**Goal of the exercise:** Write the data out again exactly, dropping any images it holds.

**Data excerpts:**
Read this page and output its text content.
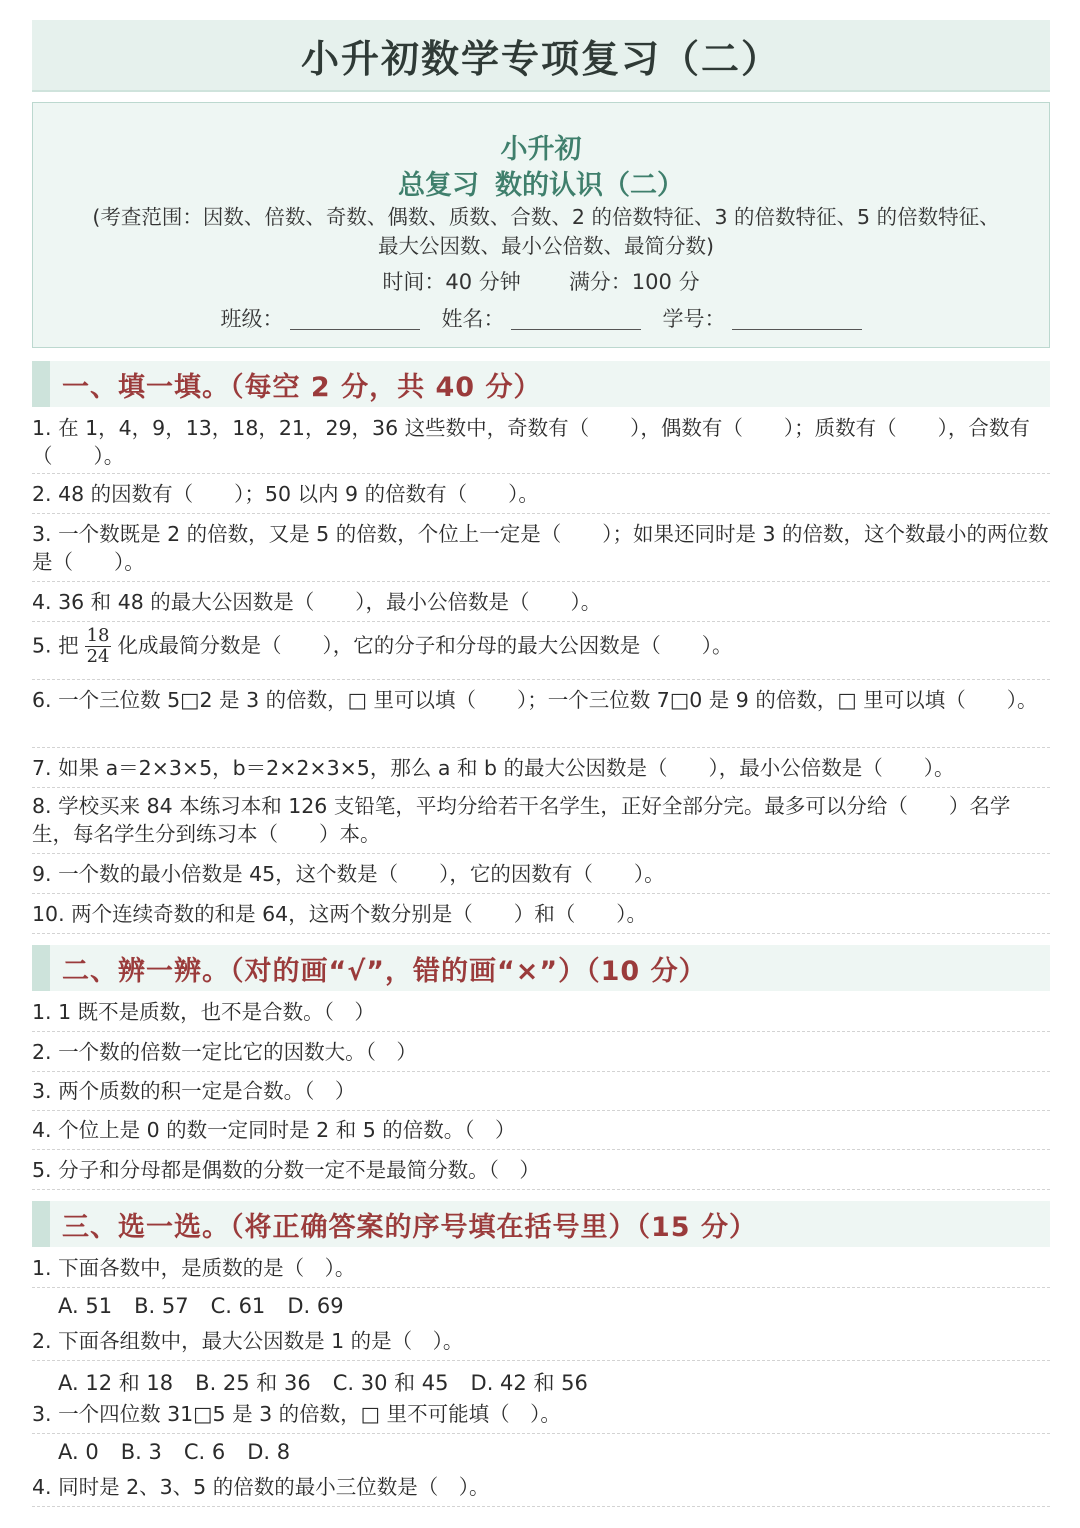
小升初数学专项复习（二）
小升初
总复习 数的认识（二）
(考查范围：因数、倍数、奇数、偶数、质数、合数、2 的倍数特征、3 的倍数特征、5 的倍数特征、最大公因数、最小公倍数、最简分数)
时间：40 分钟 满分：100 分
班级：	姓名：	学号：
一、填一填。（每空 2 分，共 40 分）
1. 在 1，4，9，13，18，21，29，36 这些数中，奇数有（　　），偶数有（　　）；质数有（　　），合数有（　　）。
2. 48 的因数有（　　）；50 以内 9 的倍数有（　　）。
3. 一个数既是 2 的倍数，又是 5 的倍数，个位上一定是（　　）；如果还同时是 3 的倍数，这个数最小的两位数是（　　）。
4. 36 和 48 的最大公因数是（　　），最小公倍数是（　　）。
5. 把 $\frac{18}{24}$ 化成最简分数是（　　），它的分子和分母的最大公因数是（　　）。
6. 一个三位数 5□2 是 3 的倍数，□ 里可以填（　　）；一个三位数 7□0 是 9 的倍数，□ 里可以填（　　）。
7. 如果 a＝2×3×5，b＝2×2×3×5，那么 a 和 b 的最大公因数是（　　），最小公倍数是（　　）。
8. 学校买来 84 本练习本和 126 支铅笔，平均分给若干名学生，正好全部分完。最多可以分给（　　）名学生，每名学生分到练习本（　　）本。
9. 一个数的最小倍数是 45，这个数是（　　），它的因数有（　　）。
10. 两个连续奇数的和是 64，这两个数分别是（　　）和（　　）。
二、辨一辨。（对的画“√”，错的画“×”）（10 分）
1. 1 既不是质数，也不是合数。（　）
2. 一个数的倍数一定比它的因数大。（　）
3. 两个质数的积一定是合数。（　）
4. 个位上是 0 的数一定同时是 2 和 5 的倍数。（　）
5. 分子和分母都是偶数的分数一定不是最简分数。（　）
三、选一选。（将正确答案的序号填在括号里）（15 分）
1. 下面各数中，是质数的是（　）。
A. 51 B. 57 C. 61 D. 69
2. 下面各组数中，最大公因数是 1 的是（　）。
A. 12 和 18 B. 25 和 36 C. 30 和 45 D. 42 和 56
3. 一个四位数 31□5 是 3 的倍数，□ 里不可能填（　）。
A. 0 B. 3 C. 6 D. 8
4. 同时是 2、3、5 的倍数的最小三位数是（　）。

**Response to the exercise:**
Read this page and output its text content.
小升初数学专项复习（二）
小升初
总复习 数的认识（二）
(考查范围：因数、倍数、奇数、偶数、质数、合数、2 的倍数特征、3 的倍数特征、5 的倍数特征、最大公因数、最小公倍数、最简分数)
时间：40 分钟 满分：100 分
班级：	姓名：	学号：
一、填一填。（每空 2 分，共 40 分）
1. 在 1，4，9，13，18，21，29，36 这些数中，奇数有（　　），偶数有（　　）；质数有（　　），合数有（　　）。
2. 48 的因数有（　　）；50 以内 9 的倍数有（　　）。
3. 一个数既是 2 的倍数，又是 5 的倍数，个位上一定是（　　）；如果还同时是 3 的倍数，这个数最小的两位数是（　　）。
4. 36 和 48 的最大公因数是（　　），最小公倍数是（　　）。
5. 把 $\frac{18}{24}$ 化成最简分数是（　　），它的分子和分母的最大公因数是（　　）。
6. 一个三位数 5□2 是 3 的倍数，□ 里可以填（　　）；一个三位数 7□0 是 9 的倍数，□ 里可以填（　　）。
7. 如果 a＝2×3×5，b＝2×2×3×5，那么 a 和 b 的最大公因数是（　　），最小公倍数是（　　）。
8. 学校买来 84 本练习本和 126 支铅笔，平均分给若干名学生，正好全部分完。最多可以分给（　　）名学生，每名学生分到练习本（　　）本。
9. 一个数的最小倍数是 45，这个数是（　　），它的因数有（　　）。
10. 两个连续奇数的和是 64，这两个数分别是（　　）和（　　）。
二、辨一辨。（对的画“√”，错的画“×”）（10 分）
1. 1 既不是质数，也不是合数。（　）
2. 一个数的倍数一定比它的因数大。（　）
3. 两个质数的积一定是合数。（　）
4. 个位上是 0 的数一定同时是 2 和 5 的倍数。（　）
5. 分子和分母都是偶数的分数一定不是最简分数。（　）
三、选一选。（将正确答案的序号填在括号里）（15 分）
1. 下面各数中，是质数的是（　）。
A. 51 B. 57 C. 61 D. 69
2. 下面各组数中，最大公因数是 1 的是（　）。
A. 12 和 18 B. 25 和 36 C. 30 和 45 D. 42 和 56
3. 一个四位数 31□5 是 3 的倍数，□ 里不可能填（　）。
A. 0 B. 3 C. 6 D. 8
4. 同时是 2、3、5 的倍数的最小三位数是（　）。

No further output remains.